>> start The records

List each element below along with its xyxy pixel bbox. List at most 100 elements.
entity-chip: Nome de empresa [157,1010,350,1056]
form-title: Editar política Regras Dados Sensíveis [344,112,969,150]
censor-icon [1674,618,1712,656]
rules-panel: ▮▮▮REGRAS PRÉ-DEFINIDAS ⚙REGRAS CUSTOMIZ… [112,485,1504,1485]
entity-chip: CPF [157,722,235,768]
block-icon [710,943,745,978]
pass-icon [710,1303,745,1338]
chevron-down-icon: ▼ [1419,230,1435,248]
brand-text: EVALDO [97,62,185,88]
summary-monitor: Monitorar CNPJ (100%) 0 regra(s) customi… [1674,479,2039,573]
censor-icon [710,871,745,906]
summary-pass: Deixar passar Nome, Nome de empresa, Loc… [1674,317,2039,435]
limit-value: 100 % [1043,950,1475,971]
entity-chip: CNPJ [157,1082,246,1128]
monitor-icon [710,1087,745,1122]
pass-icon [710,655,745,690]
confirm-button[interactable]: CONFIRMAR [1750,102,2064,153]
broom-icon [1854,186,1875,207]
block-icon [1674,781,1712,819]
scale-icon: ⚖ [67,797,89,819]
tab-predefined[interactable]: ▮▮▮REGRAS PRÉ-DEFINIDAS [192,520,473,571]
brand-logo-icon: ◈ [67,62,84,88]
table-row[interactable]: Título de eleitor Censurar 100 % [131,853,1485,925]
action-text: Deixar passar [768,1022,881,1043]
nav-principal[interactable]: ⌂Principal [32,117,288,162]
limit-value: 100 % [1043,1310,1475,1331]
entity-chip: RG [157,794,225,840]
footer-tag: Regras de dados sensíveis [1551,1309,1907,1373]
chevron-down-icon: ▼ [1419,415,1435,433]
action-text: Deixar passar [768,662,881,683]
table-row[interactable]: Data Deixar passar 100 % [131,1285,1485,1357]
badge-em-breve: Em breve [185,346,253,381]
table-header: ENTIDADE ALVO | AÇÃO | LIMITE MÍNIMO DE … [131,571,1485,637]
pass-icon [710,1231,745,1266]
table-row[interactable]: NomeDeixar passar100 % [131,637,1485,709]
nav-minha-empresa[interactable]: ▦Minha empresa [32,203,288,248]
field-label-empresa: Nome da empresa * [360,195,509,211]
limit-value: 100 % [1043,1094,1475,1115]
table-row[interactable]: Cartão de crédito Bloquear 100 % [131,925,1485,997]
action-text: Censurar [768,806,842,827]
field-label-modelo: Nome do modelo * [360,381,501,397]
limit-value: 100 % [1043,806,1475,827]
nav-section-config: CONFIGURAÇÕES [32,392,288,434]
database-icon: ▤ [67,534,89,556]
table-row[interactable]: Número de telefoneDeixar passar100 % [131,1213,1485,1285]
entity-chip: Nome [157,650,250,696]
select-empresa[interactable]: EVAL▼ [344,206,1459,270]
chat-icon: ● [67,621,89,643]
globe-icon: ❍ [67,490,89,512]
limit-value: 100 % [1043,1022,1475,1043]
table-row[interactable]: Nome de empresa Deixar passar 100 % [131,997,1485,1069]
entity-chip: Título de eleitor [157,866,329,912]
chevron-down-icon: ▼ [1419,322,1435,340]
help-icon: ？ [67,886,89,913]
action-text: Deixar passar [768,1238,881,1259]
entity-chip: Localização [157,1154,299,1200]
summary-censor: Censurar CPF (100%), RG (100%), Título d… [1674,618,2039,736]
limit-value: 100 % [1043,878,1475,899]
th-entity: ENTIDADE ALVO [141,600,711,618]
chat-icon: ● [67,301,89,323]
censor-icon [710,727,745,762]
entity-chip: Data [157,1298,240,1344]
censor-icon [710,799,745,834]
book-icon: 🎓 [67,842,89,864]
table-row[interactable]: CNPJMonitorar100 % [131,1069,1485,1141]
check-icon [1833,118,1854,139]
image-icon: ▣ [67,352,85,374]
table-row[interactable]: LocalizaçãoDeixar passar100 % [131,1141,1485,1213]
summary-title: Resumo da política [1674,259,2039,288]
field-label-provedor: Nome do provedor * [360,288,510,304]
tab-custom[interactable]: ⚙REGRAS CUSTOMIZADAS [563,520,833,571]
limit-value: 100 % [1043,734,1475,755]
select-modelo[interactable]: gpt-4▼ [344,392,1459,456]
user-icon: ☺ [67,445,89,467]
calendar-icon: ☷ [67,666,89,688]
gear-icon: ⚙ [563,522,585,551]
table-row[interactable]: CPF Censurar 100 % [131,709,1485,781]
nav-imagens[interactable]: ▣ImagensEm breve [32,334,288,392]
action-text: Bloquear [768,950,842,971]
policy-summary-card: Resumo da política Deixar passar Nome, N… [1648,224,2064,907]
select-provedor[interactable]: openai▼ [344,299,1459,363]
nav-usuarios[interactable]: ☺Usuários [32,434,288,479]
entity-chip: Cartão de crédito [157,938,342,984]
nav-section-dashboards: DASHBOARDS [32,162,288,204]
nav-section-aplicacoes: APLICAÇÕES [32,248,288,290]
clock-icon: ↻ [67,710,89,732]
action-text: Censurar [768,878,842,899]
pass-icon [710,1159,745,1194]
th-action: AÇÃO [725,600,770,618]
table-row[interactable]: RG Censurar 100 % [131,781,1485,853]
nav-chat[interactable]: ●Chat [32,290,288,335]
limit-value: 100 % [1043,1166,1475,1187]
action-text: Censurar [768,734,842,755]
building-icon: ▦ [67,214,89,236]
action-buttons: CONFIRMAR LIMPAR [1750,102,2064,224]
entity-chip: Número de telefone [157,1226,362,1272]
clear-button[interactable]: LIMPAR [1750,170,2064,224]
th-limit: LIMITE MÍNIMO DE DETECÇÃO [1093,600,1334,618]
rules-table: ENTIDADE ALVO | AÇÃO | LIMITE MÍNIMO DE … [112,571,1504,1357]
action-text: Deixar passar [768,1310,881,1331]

>> end The records

→ The problem
Retype all of the records above word for word.

→ Response below
List each element below along with its xyxy pixel bbox. List at most 100 elements.
entity-chip: Nome de empresa [157,1010,350,1056]
form-title: Editar política Regras Dados Sensíveis [344,112,969,150]
censor-icon [1674,618,1712,656]
rules-panel: ▮▮▮REGRAS PRÉ-DEFINIDAS ⚙REGRAS CUSTOMIZ… [112,485,1504,1485]
entity-chip: CPF [157,722,235,768]
block-icon [710,943,745,978]
pass-icon [710,1303,745,1338]
chevron-down-icon: ▼ [1419,230,1435,248]
brand-text: EVALDO [97,62,185,88]
summary-monitor: Monitorar CNPJ (100%) 0 regra(s) customi… [1674,479,2039,573]
censor-icon [710,871,745,906]
summary-pass: Deixar passar Nome, Nome de empresa, Loc… [1674,317,2039,435]
limit-value: 100 % [1043,950,1475,971]
entity-chip: CNPJ [157,1082,246,1128]
monitor-icon [710,1087,745,1122]
pass-icon [710,655,745,690]
confirm-button[interactable]: CONFIRMAR [1750,102,2064,153]
broom-icon [1854,186,1875,207]
block-icon [1674,781,1712,819]
scale-icon: ⚖ [67,797,89,819]
tab-predefined[interactable]: ▮▮▮REGRAS PRÉ-DEFINIDAS [192,520,473,571]
brand-logo-icon: ◈ [67,62,84,88]
table-row[interactable]: Título de eleitor Censurar 100 % [131,853,1485,925]
action-text: Deixar passar [768,1022,881,1043]
nav-principal[interactable]: ⌂Principal [32,117,288,162]
limit-value: 100 % [1043,1310,1475,1331]
entity-chip: RG [157,794,225,840]
footer-tag: Regras de dados sensíveis [1551,1309,1907,1373]
chevron-down-icon: ▼ [1419,415,1435,433]
action-text: Deixar passar [768,662,881,683]
table-row[interactable]: Data Deixar passar 100 % [131,1285,1485,1357]
badge-em-breve: Em breve [185,346,253,381]
table-header: ENTIDADE ALVO | AÇÃO | LIMITE MÍNIMO DE … [131,571,1485,637]
pass-icon [710,1231,745,1266]
table-row[interactable]: NomeDeixar passar100 % [131,637,1485,709]
nav-minha-empresa[interactable]: ▦Minha empresa [32,203,288,248]
field-label-empresa: Nome da empresa * [360,195,509,211]
limit-value: 100 % [1043,1094,1475,1115]
table-row[interactable]: Cartão de crédito Bloquear 100 % [131,925,1485,997]
action-text: Censurar [768,806,842,827]
field-label-modelo: Nome do modelo * [360,381,501,397]
limit-value: 100 % [1043,806,1475,827]
nav-section-config: CONFIGURAÇÕES [32,392,288,434]
database-icon: ▤ [67,534,89,556]
table-row[interactable]: Número de telefoneDeixar passar100 % [131,1213,1485,1285]
entity-chip: Nome [157,650,250,696]
select-empresa[interactable]: EVAL▼ [344,206,1459,270]
chat-icon: ● [67,621,89,643]
globe-icon: ❍ [67,490,89,512]
limit-value: 100 % [1043,1022,1475,1043]
table-row[interactable]: Nome de empresa Deixar passar 100 % [131,997,1485,1069]
entity-chip: Título de eleitor [157,866,329,912]
chevron-down-icon: ▼ [1419,322,1435,340]
help-icon: ？ [67,886,89,913]
action-text: Deixar passar [768,1238,881,1259]
entity-chip: Localização [157,1154,299,1200]
summary-censor: Censurar CPF (100%), RG (100%), Título d… [1674,618,2039,736]
limit-value: 100 % [1043,878,1475,899]
th-entity: ENTIDADE ALVO [141,600,711,618]
chat-icon: ● [67,301,89,323]
censor-icon [710,727,745,762]
entity-chip: Data [157,1298,240,1344]
censor-icon [710,799,745,834]
book-icon: 🎓 [67,842,89,864]
table-row[interactable]: CNPJMonitorar100 % [131,1069,1485,1141]
check-icon [1833,118,1854,139]
image-icon: ▣ [67,352,85,374]
table-row[interactable]: LocalizaçãoDeixar passar100 % [131,1141,1485,1213]
summary-title: Resumo da política [1674,259,2039,288]
field-label-provedor: Nome do provedor * [360,288,510,304]
tab-custom[interactable]: ⚙REGRAS CUSTOMIZADAS [563,520,833,571]
limit-value: 100 % [1043,734,1475,755]
select-modelo[interactable]: gpt-4▼ [344,392,1459,456]
user-icon: ☺ [67,445,89,467]
calendar-icon: ☷ [67,666,89,688]
gear-icon: ⚙ [563,522,585,551]
table-row[interactable]: CPF Censurar 100 % [131,709,1485,781]
nav-imagens[interactable]: ▣ImagensEm breve [32,334,288,392]
action-text: Bloquear [768,950,842,971]
policy-summary-card: Resumo da política Deixar passar Nome, N… [1648,224,2064,907]
select-provedor[interactable]: openai▼ [344,299,1459,363]
nav-usuarios[interactable]: ☺Usuários [32,434,288,479]
entity-chip: Cartão de crédito [157,938,342,984]
nav-section-dashboards: DASHBOARDS [32,162,288,204]
nav-section-aplicacoes: APLICAÇÕES [32,248,288,290]
clock-icon: ↻ [67,710,89,732]
action-text: Censurar [768,878,842,899]
pass-icon [710,1159,745,1194]
th-action: AÇÃO [725,600,770,618]
table-row[interactable]: RG Censurar 100 % [131,781,1485,853]
nav-chat[interactable]: ●Chat [32,290,288,335]
limit-value: 100 % [1043,1166,1475,1187]
action-text: Censurar [768,734,842,755]
building-icon: ▦ [67,214,89,236]
action-buttons: CONFIRMAR LIMPAR [1750,102,2064,224]
entity-chip: Número de telefone [157,1226,362,1272]
clear-button[interactable]: LIMPAR [1750,170,2064,224]
th-limit: LIMITE MÍNIMO DE DETECÇÃO [1093,600,1334,618]
rules-table: ENTIDADE ALVO | AÇÃO | LIMITE MÍNIMO DE … [112,571,1504,1357]
action-text: Deixar passar [768,1310,881,1331]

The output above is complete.